Extract =
########

My only tool for Prabhavananda study was my own intuition. It certainly wasn't infallible. It had made mistakes in the past, especially when I had demanded quick judgments; it functioned slowly. Still, it was all I had and better than nothing. It already assured me that Prabhavananda wasn't in the least crazy and wasn't in any sense a charlatan. But, for all his sanity, honesty, and intelligence, he could still be a wishful thinker, sincerely self-deceived. Would it ever be possible for me to feel certain about this, one way or the other?

Four

What I have just written is misleading in one respect; it suggests that my relationship with Prabhavananda was now established and continuous. Well, in a sense, it was. I thought about him many times every day, taking it for granted that he would be available whenever I needed him. But the astonishing fact remains that, during the rest of the year and the spring and summer of 1940, I very seldom went to see him.

I will try to explain why.

*   *   *

Sometime in July 1939, Berthold Viertel, the poet and film director, had returned home from England via New York. I had first met him in 1933 in London, where we had worked together on the script of a film he was to direct (see
Christopher and His Kind
). We had become close friends.

Berthold, his wife, Salka, and their three sons had a house near the beach in Santa Monica Canyon. Though Berthold and Salka were both Jews from Central Europe, they couldn't exactly be called refugees, since they had settled in the United States several years before Hitler came into power. Both had worked for the Hollywood studios, Salka as an actress as well as a writer.

Berthold had now been commissioned to direct a film and wanted me to help him with the script. It was to be about a young German officer who becomes a Nazi and is later disillusioned; quite ordinary stuff for those days, but when Berthold began to improvise on it, it sounded thrilling—what stuff didn't? I agreed eagerly, although he warned me that there would be very little money in it for either of us—the producer was of the kind called “independent,” a more ominous word then than now. (Indeed, the film was never made and ended in a lawsuit—which I had to settle out of my own pocket.)

########

[Stored entries]
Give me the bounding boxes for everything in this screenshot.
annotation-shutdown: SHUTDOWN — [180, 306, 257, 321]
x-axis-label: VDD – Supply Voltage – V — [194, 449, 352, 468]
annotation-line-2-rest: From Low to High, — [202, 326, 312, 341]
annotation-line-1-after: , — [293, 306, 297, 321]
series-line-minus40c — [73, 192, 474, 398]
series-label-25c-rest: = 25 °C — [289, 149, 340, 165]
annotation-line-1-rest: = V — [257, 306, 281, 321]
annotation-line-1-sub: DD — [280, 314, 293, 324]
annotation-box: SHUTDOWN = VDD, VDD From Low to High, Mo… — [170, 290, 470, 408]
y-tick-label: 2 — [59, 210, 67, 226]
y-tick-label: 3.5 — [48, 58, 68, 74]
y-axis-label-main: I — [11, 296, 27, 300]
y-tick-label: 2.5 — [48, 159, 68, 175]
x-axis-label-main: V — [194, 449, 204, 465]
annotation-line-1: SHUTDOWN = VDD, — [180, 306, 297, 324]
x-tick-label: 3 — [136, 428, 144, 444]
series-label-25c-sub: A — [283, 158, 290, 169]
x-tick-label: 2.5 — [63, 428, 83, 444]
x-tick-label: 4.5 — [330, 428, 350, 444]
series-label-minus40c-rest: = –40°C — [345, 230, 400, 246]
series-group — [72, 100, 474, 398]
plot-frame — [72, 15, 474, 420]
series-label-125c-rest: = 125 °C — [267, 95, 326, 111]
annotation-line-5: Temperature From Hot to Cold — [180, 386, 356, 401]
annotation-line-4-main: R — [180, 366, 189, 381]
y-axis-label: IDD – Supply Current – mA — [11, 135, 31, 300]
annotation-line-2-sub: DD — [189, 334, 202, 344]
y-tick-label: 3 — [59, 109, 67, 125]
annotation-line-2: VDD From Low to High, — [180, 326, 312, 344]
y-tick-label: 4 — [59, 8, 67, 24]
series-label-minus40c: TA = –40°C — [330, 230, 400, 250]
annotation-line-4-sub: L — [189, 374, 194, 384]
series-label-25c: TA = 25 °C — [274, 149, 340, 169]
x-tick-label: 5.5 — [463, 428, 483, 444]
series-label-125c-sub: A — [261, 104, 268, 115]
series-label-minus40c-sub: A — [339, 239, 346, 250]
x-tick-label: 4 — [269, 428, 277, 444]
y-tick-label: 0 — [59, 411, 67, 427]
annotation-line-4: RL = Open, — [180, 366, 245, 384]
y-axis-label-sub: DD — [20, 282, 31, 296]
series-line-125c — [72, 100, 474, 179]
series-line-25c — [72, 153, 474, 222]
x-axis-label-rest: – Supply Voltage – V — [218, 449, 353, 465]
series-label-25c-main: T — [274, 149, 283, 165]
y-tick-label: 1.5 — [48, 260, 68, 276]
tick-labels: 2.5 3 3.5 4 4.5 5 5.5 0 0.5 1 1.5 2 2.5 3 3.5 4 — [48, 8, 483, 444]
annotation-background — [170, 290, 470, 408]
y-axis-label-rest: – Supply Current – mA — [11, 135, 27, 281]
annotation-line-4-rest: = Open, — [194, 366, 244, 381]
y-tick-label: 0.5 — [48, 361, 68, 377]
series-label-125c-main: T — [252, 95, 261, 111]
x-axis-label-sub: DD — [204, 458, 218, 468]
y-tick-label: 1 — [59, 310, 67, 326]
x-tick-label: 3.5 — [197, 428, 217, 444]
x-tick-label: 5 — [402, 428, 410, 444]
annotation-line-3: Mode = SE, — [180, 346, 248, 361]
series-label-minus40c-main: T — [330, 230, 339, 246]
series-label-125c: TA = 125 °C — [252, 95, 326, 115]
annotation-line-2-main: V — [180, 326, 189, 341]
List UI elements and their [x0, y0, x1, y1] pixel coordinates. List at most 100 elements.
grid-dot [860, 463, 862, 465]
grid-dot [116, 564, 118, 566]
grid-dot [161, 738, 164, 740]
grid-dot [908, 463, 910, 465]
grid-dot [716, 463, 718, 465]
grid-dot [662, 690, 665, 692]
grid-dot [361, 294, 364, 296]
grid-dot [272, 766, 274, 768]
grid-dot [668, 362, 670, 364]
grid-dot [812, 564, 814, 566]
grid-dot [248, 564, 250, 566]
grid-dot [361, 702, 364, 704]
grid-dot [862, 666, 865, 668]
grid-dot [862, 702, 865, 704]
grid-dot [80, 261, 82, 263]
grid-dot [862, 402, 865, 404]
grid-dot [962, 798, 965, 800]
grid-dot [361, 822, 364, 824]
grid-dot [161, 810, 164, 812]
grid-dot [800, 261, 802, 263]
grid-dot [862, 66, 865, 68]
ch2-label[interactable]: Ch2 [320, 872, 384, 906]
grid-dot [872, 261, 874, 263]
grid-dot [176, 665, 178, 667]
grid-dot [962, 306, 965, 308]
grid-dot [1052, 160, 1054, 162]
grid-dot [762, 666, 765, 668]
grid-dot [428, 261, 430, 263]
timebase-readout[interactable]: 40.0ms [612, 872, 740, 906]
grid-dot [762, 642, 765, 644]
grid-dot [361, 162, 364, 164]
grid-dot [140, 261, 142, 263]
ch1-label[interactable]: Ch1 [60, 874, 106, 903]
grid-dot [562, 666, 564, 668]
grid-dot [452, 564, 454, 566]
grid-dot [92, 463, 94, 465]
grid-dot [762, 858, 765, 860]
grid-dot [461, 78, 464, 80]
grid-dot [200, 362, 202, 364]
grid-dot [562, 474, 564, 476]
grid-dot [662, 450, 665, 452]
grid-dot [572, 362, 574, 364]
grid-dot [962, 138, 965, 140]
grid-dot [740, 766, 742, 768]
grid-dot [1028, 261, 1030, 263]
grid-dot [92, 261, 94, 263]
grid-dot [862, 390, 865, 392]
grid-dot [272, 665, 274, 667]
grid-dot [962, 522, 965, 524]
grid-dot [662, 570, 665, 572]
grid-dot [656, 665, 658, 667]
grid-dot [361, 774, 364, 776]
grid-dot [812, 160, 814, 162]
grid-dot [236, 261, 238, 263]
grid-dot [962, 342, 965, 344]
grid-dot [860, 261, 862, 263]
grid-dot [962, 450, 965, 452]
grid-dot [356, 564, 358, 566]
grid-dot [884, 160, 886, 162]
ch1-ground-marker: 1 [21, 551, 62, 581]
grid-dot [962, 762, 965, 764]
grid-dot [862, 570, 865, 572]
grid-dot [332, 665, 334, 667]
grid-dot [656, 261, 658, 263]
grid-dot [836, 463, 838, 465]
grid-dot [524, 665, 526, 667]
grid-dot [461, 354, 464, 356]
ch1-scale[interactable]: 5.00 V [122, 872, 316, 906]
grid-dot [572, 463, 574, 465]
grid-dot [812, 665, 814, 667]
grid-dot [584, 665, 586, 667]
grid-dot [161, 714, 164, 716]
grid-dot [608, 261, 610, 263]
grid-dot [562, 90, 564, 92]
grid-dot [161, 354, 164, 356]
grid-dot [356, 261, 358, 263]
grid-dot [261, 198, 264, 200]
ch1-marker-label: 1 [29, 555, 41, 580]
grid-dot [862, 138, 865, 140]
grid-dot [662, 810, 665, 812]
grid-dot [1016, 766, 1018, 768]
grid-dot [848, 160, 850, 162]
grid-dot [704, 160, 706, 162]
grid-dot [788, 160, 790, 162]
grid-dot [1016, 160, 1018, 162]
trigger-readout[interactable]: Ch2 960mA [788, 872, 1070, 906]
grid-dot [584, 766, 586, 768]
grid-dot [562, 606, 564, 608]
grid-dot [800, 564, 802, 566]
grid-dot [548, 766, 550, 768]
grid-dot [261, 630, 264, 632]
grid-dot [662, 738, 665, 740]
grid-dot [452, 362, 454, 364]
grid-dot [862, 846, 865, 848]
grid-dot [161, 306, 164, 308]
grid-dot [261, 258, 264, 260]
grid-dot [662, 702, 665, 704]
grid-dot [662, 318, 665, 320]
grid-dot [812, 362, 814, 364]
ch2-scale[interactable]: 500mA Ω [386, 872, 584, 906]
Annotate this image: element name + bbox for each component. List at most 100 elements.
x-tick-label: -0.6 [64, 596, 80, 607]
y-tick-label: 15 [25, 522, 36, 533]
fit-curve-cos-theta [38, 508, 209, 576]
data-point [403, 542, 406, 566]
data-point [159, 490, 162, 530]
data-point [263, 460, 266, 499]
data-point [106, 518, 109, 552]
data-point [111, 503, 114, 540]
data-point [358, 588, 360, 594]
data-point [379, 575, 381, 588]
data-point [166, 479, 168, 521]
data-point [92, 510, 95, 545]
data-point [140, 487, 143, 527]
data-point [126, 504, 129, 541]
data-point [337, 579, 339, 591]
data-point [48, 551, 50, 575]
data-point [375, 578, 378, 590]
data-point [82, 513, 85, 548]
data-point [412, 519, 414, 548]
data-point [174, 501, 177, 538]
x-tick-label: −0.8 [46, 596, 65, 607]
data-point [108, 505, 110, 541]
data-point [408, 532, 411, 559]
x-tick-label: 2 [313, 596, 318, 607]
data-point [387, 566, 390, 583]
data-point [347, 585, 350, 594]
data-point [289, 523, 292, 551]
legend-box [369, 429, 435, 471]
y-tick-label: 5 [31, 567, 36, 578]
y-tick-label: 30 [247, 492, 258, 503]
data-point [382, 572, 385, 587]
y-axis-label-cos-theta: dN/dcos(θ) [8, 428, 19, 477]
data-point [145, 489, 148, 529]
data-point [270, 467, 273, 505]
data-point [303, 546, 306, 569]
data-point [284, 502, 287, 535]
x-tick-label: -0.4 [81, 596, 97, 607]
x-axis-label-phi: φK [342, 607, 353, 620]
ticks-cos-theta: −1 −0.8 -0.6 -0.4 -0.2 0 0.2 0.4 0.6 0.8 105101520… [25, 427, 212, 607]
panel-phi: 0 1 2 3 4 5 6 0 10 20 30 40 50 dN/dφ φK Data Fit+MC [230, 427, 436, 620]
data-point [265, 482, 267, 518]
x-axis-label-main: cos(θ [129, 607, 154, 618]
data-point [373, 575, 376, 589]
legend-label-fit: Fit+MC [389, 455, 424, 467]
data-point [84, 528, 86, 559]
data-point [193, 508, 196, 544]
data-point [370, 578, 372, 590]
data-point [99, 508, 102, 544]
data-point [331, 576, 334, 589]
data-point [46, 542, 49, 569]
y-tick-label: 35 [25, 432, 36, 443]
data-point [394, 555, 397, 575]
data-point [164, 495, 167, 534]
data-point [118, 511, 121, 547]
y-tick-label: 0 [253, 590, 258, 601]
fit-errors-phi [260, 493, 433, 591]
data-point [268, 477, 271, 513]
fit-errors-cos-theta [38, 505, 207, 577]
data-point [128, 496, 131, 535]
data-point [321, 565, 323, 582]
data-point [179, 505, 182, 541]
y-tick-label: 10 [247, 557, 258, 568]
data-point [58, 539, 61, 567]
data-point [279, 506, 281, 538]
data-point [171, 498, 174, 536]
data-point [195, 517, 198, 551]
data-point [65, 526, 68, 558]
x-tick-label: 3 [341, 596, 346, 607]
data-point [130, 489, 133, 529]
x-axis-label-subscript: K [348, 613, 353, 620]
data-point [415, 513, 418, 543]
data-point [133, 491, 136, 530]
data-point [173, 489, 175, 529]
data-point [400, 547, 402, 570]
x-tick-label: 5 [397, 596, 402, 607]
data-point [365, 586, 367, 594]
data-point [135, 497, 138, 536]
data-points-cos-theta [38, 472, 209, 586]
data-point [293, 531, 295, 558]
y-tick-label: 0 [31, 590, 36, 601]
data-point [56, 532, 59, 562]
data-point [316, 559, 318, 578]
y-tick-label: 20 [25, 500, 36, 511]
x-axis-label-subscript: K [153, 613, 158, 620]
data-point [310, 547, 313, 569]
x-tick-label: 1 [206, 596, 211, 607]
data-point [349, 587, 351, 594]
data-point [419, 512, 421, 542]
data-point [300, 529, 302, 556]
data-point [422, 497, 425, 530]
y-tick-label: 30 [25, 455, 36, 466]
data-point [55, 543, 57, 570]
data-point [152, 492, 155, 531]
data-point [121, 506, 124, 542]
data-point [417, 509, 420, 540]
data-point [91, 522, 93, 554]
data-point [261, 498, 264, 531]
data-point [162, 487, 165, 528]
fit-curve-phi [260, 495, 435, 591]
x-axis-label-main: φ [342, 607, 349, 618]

########

Exercise instructions =
1. Translate this sentence from the memoir excerpt into Spanish: "I thought about him many times every day, taking it for granted that he would be available whenever I needed him."
2. Reproduce the memoir excerpt from "I will try to" to "as a writer.".
3. Check each statement against the memoir excerpt, answering yes or no and quoting the words that decide it: (a) Berthold and Salka had three sons. (b) The narrator first met Berthold in New York. (c) The film Berthold was commissioned to direct was eventually made.
The records play no part in the work.

Exercise solutions =
1. Pensaba en él muchas veces al día, dando por sentado que estaría disponible siempre que lo necesitara.

2.
I will try to explain why.

*   *   *

Sometime in July 1939, Berthold Viertel, the poet and film director, had returned home from England via New York. I had first met him in 1933 in London, where we had worked together on the script of a film he was to direct (see
Christopher and His Kind
). We had become close friends.

Berthold, his wife, Salka, and their three sons had a house near the beach in Santa Monica Canyon. Though Berthold and Salka were both Jews from Central Europe, they couldn't exactly be called refugees, since they had settled in the United States several years before Hitler came into power. Both had worked for the Hollywood studios, Salka as an actress as well as a writer.

3.
(a) Yes: "Berthold, his wife, Salka, and their three sons had a house near the beach in Santa Monica Canyon."
(b) No: "I had first met him in 1933 in London"
(c) No: "Indeed, the film was never made and ended in a lawsuit"